**Instructions for the task**
Look through the material below for "CaII". Copy every line that contains it.

Structured figure records
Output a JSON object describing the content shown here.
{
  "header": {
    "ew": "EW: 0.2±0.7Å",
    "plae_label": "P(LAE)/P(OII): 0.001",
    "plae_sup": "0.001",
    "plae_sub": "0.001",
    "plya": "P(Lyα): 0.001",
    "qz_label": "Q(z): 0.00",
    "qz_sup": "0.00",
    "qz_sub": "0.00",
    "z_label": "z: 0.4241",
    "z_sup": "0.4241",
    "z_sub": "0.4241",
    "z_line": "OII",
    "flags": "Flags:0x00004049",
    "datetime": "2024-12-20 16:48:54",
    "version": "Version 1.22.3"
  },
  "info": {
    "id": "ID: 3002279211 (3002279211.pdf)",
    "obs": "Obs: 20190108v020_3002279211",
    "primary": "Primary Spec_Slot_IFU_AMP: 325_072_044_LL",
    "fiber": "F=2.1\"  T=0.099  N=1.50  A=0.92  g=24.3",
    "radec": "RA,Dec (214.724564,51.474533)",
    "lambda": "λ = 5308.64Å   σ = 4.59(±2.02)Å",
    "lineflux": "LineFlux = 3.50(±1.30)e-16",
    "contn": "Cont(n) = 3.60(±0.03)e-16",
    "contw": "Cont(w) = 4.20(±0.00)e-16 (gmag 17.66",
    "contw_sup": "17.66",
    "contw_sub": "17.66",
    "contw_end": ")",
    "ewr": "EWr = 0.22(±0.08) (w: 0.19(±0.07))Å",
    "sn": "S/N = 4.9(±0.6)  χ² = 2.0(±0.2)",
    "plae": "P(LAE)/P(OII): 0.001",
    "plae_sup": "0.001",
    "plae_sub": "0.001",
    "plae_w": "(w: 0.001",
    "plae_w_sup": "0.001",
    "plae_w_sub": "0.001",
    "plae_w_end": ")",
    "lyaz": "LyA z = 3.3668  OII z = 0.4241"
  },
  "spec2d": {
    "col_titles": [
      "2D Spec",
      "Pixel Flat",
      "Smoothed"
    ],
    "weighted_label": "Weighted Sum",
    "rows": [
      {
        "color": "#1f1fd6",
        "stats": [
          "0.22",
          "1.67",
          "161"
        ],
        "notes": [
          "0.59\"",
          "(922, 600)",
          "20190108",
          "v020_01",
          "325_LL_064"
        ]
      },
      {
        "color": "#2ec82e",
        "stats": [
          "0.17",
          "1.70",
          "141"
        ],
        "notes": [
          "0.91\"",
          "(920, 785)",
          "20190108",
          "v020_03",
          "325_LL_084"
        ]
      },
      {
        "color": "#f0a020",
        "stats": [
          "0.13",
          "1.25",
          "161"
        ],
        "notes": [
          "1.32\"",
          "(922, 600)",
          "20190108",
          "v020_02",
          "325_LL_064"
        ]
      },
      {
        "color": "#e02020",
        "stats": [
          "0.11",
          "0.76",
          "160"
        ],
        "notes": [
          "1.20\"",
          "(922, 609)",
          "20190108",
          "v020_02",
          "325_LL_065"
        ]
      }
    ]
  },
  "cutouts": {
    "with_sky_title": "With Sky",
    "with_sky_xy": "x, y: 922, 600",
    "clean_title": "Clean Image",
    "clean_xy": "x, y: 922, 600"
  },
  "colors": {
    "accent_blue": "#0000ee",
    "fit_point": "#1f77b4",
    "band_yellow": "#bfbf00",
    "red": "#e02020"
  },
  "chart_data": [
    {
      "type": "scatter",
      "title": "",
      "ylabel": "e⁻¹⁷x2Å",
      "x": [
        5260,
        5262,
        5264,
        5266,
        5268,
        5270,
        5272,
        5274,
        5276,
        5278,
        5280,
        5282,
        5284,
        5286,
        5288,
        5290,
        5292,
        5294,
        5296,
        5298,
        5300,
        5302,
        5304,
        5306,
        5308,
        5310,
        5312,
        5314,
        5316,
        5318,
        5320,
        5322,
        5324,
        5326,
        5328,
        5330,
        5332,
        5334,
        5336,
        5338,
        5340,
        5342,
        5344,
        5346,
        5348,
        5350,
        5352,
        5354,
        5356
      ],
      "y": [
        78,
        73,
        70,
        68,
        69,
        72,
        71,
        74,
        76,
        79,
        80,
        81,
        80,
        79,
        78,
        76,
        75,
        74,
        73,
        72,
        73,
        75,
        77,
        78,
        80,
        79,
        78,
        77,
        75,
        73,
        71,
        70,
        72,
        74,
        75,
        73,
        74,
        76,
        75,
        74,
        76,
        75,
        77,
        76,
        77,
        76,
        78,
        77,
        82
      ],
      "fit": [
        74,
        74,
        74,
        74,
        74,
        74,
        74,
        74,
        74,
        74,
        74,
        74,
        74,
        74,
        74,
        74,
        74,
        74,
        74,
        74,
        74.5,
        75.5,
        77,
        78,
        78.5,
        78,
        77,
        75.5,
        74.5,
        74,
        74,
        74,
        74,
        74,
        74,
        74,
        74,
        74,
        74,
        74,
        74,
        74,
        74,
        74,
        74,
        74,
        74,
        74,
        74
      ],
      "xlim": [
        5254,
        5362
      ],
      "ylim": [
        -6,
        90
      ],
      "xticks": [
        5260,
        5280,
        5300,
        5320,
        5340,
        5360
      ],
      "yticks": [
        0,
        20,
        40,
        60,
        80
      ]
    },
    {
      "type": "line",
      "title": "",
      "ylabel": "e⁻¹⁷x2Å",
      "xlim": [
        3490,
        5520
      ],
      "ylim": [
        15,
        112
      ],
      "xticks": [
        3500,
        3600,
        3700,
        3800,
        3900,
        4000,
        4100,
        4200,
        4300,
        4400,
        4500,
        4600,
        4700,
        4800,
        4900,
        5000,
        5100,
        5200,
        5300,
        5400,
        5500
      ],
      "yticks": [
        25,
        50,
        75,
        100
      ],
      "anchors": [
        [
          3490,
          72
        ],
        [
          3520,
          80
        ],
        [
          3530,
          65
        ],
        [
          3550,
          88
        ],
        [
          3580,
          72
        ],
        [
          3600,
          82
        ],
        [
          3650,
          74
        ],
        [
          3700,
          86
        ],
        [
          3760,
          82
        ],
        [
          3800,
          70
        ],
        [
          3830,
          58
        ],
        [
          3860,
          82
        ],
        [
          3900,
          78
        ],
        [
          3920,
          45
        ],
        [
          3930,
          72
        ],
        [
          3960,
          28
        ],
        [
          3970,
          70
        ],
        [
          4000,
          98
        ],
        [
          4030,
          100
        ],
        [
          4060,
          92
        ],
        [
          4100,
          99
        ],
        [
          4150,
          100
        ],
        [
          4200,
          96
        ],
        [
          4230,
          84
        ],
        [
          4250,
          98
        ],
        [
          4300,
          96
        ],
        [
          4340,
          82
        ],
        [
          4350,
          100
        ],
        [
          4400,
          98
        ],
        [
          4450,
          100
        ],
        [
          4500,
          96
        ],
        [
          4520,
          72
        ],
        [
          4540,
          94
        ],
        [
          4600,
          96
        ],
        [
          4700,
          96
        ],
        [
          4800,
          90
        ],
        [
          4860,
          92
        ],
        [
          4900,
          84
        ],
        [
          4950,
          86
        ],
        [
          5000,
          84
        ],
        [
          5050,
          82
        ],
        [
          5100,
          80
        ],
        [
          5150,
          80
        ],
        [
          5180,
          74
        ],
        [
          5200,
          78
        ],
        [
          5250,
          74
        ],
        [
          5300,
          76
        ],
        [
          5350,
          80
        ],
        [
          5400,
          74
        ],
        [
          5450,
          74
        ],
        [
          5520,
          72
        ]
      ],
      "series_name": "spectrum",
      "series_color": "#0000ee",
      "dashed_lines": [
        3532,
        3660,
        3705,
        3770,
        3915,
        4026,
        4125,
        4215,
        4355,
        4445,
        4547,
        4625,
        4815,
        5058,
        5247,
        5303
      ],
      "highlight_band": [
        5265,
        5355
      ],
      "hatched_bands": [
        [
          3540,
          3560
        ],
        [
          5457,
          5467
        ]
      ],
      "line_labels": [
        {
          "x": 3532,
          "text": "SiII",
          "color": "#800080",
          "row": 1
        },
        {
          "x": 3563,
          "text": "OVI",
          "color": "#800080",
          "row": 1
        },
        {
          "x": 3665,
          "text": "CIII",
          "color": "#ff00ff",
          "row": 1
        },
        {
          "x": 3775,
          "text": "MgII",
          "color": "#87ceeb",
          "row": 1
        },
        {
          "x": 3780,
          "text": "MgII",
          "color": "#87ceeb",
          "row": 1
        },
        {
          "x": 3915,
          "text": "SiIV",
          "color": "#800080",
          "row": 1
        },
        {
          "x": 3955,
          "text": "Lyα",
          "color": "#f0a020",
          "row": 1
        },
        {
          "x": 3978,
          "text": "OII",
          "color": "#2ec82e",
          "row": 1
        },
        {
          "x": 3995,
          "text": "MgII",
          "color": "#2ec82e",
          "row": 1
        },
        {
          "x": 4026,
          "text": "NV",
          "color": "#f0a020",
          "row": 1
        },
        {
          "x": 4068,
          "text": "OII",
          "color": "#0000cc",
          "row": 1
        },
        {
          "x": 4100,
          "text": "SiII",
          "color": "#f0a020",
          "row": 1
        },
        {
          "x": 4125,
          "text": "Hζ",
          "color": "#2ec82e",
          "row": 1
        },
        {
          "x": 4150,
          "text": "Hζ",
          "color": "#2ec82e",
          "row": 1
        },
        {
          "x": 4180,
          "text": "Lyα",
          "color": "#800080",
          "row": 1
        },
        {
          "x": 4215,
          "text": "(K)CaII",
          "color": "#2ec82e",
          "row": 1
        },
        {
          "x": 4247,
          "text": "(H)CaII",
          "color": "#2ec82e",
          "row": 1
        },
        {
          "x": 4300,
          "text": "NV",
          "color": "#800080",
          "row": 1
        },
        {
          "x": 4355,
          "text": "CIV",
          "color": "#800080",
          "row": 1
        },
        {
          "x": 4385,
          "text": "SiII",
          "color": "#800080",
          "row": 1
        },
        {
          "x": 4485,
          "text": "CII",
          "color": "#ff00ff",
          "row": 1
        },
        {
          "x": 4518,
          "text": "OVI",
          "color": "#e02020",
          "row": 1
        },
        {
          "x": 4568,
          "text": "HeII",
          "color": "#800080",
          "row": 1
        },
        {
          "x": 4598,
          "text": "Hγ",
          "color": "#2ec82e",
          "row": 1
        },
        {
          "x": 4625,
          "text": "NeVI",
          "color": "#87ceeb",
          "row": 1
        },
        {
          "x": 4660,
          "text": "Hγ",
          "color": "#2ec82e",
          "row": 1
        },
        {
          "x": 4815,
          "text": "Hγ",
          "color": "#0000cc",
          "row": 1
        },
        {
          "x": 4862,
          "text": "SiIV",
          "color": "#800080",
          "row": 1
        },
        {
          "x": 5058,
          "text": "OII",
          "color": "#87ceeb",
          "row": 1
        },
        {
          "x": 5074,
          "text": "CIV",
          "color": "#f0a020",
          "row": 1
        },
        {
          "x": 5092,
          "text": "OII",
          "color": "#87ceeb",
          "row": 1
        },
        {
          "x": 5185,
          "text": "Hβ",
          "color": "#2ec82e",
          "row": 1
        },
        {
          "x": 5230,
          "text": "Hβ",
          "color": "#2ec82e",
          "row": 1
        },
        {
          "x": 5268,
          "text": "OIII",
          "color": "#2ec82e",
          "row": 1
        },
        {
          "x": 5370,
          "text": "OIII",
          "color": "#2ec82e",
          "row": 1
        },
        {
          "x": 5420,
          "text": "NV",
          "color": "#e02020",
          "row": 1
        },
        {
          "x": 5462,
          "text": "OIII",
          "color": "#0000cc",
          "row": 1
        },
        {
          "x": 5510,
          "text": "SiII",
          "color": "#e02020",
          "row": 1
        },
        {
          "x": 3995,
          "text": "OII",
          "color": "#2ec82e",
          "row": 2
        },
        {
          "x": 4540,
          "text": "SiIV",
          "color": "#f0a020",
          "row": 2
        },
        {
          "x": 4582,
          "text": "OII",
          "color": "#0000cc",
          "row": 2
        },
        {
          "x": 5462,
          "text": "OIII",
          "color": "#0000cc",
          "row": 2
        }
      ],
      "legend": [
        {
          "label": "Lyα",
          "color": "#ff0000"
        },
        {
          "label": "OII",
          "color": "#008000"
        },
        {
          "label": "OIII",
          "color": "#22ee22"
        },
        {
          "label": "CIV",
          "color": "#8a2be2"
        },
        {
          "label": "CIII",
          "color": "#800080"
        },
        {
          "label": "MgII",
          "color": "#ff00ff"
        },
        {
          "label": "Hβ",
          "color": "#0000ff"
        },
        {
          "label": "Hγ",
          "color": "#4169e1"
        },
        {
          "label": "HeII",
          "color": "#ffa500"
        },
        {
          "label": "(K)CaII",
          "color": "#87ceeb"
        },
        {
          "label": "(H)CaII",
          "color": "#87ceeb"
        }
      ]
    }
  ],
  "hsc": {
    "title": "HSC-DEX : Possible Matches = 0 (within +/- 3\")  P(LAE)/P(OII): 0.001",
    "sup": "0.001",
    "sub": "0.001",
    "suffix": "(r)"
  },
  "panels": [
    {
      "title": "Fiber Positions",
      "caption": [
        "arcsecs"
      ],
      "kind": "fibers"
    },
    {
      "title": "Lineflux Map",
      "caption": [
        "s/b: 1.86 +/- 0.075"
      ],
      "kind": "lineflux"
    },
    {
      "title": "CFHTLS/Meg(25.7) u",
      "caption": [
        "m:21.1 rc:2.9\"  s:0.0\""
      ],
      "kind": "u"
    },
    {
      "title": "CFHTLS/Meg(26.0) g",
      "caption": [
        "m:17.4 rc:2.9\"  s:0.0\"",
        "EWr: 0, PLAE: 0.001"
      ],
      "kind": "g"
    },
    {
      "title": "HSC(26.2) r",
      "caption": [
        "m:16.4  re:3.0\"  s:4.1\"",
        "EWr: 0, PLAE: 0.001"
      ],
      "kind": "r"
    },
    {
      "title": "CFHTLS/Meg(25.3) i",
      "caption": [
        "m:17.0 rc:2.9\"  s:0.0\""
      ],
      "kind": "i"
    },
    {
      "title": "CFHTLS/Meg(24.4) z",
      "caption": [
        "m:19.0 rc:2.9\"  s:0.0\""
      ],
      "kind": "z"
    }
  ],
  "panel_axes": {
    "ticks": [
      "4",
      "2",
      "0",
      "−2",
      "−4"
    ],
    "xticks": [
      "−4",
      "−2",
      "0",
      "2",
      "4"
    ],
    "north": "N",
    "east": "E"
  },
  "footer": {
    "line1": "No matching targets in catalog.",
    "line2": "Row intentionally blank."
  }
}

**Solution to this problem**
          "text": "(K)CaII",
          "text": "(H)CaII",
          "label": "(K)CaII",
          "label": "(H)CaII",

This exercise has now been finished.